> _WHAT TO PRODUCE_: Reproduce each of the records below line for line, with no changes.
-- BEGIN --
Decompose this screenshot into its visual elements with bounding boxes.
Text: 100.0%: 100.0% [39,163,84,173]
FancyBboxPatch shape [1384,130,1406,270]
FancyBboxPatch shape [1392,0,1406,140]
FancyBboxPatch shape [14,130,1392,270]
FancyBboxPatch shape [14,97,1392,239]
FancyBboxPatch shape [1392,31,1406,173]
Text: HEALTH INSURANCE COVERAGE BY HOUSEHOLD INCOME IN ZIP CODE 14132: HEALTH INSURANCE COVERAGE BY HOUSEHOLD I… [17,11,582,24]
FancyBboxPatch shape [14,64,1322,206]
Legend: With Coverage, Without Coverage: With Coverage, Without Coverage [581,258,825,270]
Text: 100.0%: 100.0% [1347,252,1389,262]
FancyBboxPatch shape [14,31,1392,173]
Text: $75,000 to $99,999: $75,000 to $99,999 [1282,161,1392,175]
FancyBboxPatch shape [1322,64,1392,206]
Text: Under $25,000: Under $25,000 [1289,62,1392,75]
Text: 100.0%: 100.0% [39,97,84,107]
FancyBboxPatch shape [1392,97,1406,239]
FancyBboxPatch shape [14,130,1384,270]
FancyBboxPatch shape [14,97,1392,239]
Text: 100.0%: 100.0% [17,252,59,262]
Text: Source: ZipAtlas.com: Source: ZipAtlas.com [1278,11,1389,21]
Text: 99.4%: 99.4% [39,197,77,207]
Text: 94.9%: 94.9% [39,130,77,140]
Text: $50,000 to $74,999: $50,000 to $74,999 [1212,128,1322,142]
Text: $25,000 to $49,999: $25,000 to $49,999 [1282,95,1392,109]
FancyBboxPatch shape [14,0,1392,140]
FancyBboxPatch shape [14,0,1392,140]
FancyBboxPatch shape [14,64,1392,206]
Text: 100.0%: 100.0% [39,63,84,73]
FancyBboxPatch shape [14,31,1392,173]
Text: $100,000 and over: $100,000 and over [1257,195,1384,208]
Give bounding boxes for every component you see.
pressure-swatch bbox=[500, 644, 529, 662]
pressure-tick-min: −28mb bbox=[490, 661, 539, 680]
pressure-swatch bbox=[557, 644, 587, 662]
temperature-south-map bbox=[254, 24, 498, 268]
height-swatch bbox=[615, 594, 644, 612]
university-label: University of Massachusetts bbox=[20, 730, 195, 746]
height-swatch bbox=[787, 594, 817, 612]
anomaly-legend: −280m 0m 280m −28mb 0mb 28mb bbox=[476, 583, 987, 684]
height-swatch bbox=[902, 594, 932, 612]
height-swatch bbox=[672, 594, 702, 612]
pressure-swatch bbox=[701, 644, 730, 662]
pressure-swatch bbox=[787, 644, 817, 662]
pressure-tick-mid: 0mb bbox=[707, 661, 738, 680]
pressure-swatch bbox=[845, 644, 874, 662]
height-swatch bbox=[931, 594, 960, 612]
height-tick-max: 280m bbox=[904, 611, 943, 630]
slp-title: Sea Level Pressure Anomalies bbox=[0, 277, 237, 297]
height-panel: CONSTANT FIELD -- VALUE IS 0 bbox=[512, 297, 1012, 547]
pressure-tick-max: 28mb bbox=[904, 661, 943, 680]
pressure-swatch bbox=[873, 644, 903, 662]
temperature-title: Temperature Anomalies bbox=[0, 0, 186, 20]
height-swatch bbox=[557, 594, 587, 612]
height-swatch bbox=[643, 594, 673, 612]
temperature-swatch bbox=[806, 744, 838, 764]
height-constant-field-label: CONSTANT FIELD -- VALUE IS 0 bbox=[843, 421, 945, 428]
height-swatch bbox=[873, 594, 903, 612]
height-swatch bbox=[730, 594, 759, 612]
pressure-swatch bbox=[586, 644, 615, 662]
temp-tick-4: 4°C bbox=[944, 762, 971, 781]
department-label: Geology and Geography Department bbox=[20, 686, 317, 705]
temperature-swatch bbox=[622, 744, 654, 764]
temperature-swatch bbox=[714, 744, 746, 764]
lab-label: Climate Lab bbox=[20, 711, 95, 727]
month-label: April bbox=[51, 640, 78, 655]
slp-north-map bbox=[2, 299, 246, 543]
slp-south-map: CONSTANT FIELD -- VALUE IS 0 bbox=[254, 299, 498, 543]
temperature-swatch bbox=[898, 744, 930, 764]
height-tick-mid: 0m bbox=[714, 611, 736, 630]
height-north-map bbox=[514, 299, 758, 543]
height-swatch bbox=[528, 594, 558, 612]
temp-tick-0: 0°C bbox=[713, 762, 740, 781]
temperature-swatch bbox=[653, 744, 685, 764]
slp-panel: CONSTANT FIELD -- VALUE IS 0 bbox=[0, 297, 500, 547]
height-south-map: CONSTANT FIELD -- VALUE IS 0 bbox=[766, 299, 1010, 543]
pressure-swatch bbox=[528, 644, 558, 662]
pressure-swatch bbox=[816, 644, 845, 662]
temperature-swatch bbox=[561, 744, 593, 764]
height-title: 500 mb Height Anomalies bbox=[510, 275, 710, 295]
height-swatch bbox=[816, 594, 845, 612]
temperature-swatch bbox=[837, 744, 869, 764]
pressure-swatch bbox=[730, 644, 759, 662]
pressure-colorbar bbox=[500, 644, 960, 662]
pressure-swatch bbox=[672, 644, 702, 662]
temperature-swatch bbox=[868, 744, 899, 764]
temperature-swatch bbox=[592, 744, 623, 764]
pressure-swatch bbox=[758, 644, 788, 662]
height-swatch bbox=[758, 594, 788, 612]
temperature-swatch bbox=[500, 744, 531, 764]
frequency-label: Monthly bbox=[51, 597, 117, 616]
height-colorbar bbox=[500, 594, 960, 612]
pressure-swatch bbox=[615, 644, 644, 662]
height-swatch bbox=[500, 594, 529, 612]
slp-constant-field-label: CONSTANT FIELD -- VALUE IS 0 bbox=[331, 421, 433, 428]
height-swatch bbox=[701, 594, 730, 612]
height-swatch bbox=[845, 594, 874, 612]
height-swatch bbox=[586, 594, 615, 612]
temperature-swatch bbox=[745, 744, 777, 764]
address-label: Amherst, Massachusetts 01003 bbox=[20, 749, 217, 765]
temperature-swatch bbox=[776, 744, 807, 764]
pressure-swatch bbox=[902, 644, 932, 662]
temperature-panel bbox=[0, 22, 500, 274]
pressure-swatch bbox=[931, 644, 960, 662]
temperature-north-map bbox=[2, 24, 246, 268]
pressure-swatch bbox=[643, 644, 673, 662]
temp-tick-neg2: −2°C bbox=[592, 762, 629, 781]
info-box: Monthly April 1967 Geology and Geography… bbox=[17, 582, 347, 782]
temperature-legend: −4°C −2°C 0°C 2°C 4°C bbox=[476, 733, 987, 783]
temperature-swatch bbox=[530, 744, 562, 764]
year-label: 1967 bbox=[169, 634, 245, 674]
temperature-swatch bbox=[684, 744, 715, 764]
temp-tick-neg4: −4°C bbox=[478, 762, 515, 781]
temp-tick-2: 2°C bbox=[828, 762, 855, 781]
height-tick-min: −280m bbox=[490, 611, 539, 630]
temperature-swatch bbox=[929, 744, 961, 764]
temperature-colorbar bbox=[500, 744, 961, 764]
-- END --
> _EXERCISE RESULT_:
Decompose this screenshot into its visual elements with bounding boxes.
Text: 100.0%: 100.0% [39,163,84,173]
FancyBboxPatch shape [1384,130,1406,270]
FancyBboxPatch shape [1392,0,1406,140]
FancyBboxPatch shape [14,130,1392,270]
FancyBboxPatch shape [14,97,1392,239]
FancyBboxPatch shape [1392,31,1406,173]
Text: HEALTH INSURANCE COVERAGE BY HOUSEHOLD INCOME IN ZIP CODE 14132: HEALTH INSURANCE COVERAGE BY HOUSEHOLD I… [17,11,582,24]
FancyBboxPatch shape [14,64,1322,206]
Legend: With Coverage, Without Coverage: With Coverage, Without Coverage [581,258,825,270]
Text: 100.0%: 100.0% [1347,252,1389,262]
FancyBboxPatch shape [14,31,1392,173]
Text: $75,000 to $99,999: $75,000 to $99,999 [1282,161,1392,175]
FancyBboxPatch shape [1322,64,1392,206]
Text: Under $25,000: Under $25,000 [1289,62,1392,75]
Text: 100.0%: 100.0% [39,97,84,107]
FancyBboxPatch shape [1392,97,1406,239]
FancyBboxPatch shape [14,130,1384,270]
FancyBboxPatch shape [14,97,1392,239]
Text: 100.0%: 100.0% [17,252,59,262]
Text: Source: ZipAtlas.com: Source: ZipAtlas.com [1278,11,1389,21]
Text: 99.4%: 99.4% [39,197,77,207]
Text: 94.9%: 94.9% [39,130,77,140]
Text: $50,000 to $74,999: $50,000 to $74,999 [1212,128,1322,142]
Text: $25,000 to $49,999: $25,000 to $49,999 [1282,95,1392,109]
FancyBboxPatch shape [14,0,1392,140]
FancyBboxPatch shape [14,0,1392,140]
FancyBboxPatch shape [14,64,1392,206]
Text: 100.0%: 100.0% [39,63,84,73]
FancyBboxPatch shape [14,31,1392,173]
Text: $100,000 and over: $100,000 and over [1257,195,1384,208]
Give bounding boxes for every component you see.
pressure-swatch bbox=[500, 644, 529, 662]
pressure-tick-min: −28mb bbox=[490, 661, 539, 680]
pressure-swatch bbox=[557, 644, 587, 662]
temperature-south-map bbox=[254, 24, 498, 268]
height-swatch bbox=[615, 594, 644, 612]
university-label: University of Massachusetts bbox=[20, 730, 195, 746]
height-swatch bbox=[787, 594, 817, 612]
anomaly-legend: −280m 0m 280m −28mb 0mb 28mb bbox=[476, 583, 987, 684]
height-swatch bbox=[902, 594, 932, 612]
height-swatch bbox=[672, 594, 702, 612]
pressure-swatch bbox=[701, 644, 730, 662]
pressure-swatch bbox=[787, 644, 817, 662]
pressure-tick-mid: 0mb bbox=[707, 661, 738, 680]
pressure-swatch bbox=[845, 644, 874, 662]
height-swatch bbox=[931, 594, 960, 612]
height-tick-max: 280m bbox=[904, 611, 943, 630]
slp-title: Sea Level Pressure Anomalies bbox=[0, 277, 237, 297]
height-panel: CONSTANT FIELD -- VALUE IS 0 bbox=[512, 297, 1012, 547]
pressure-tick-max: 28mb bbox=[904, 661, 943, 680]
pressure-swatch bbox=[873, 644, 903, 662]
temperature-title: Temperature Anomalies bbox=[0, 0, 186, 20]
height-swatch bbox=[557, 594, 587, 612]
height-swatch bbox=[643, 594, 673, 612]
temperature-swatch bbox=[806, 744, 838, 764]
height-constant-field-label: CONSTANT FIELD -- VALUE IS 0 bbox=[843, 421, 945, 428]
height-swatch bbox=[873, 594, 903, 612]
height-swatch bbox=[730, 594, 759, 612]
pressure-swatch bbox=[586, 644, 615, 662]
temp-tick-4: 4°C bbox=[944, 762, 971, 781]
department-label: Geology and Geography Department bbox=[20, 686, 317, 705]
temperature-swatch bbox=[622, 744, 654, 764]
temperature-swatch bbox=[714, 744, 746, 764]
lab-label: Climate Lab bbox=[20, 711, 95, 727]
month-label: April bbox=[51, 640, 78, 655]
slp-north-map bbox=[2, 299, 246, 543]
slp-south-map: CONSTANT FIELD -- VALUE IS 0 bbox=[254, 299, 498, 543]
temperature-swatch bbox=[898, 744, 930, 764]
height-tick-mid: 0m bbox=[714, 611, 736, 630]
height-north-map bbox=[514, 299, 758, 543]
height-swatch bbox=[528, 594, 558, 612]
temp-tick-0: 0°C bbox=[713, 762, 740, 781]
temperature-swatch bbox=[653, 744, 685, 764]
slp-panel: CONSTANT FIELD -- VALUE IS 0 bbox=[0, 297, 500, 547]
height-south-map: CONSTANT FIELD -- VALUE IS 0 bbox=[766, 299, 1010, 543]
pressure-swatch bbox=[528, 644, 558, 662]
pressure-swatch bbox=[816, 644, 845, 662]
temperature-swatch bbox=[561, 744, 593, 764]
height-title: 500 mb Height Anomalies bbox=[510, 275, 710, 295]
height-swatch bbox=[816, 594, 845, 612]
temperature-swatch bbox=[837, 744, 869, 764]
pressure-swatch bbox=[730, 644, 759, 662]
pressure-colorbar bbox=[500, 644, 960, 662]
pressure-swatch bbox=[672, 644, 702, 662]
temperature-swatch bbox=[868, 744, 899, 764]
temperature-swatch bbox=[592, 744, 623, 764]
pressure-swatch bbox=[758, 644, 788, 662]
height-swatch bbox=[758, 594, 788, 612]
temperature-swatch bbox=[500, 744, 531, 764]
frequency-label: Monthly bbox=[51, 597, 117, 616]
height-colorbar bbox=[500, 594, 960, 612]
pressure-swatch bbox=[615, 644, 644, 662]
height-swatch bbox=[500, 594, 529, 612]
slp-constant-field-label: CONSTANT FIELD -- VALUE IS 0 bbox=[331, 421, 433, 428]
height-swatch bbox=[701, 594, 730, 612]
height-swatch bbox=[845, 594, 874, 612]
height-swatch bbox=[586, 594, 615, 612]
temperature-swatch bbox=[745, 744, 777, 764]
address-label: Amherst, Massachusetts 01003 bbox=[20, 749, 217, 765]
temperature-swatch bbox=[776, 744, 807, 764]
pressure-swatch bbox=[902, 644, 932, 662]
temperature-panel bbox=[0, 22, 500, 274]
pressure-swatch bbox=[931, 644, 960, 662]
temperature-north-map bbox=[2, 24, 246, 268]
pressure-swatch bbox=[643, 644, 673, 662]
temp-tick-neg2: −2°C bbox=[592, 762, 629, 781]
info-box: Monthly April 1967 Geology and Geography… bbox=[17, 582, 347, 782]
temperature-legend: −4°C −2°C 0°C 2°C 4°C bbox=[476, 733, 987, 783]
temperature-swatch bbox=[530, 744, 562, 764]
year-label: 1967 bbox=[169, 634, 245, 674]
temperature-swatch bbox=[684, 744, 715, 764]
temp-tick-neg4: −4°C bbox=[478, 762, 515, 781]
temp-tick-2: 2°C bbox=[828, 762, 855, 781]
height-tick-min: −280m bbox=[490, 611, 539, 630]
temperature-swatch bbox=[929, 744, 961, 764]
temperature-colorbar bbox=[500, 744, 961, 764]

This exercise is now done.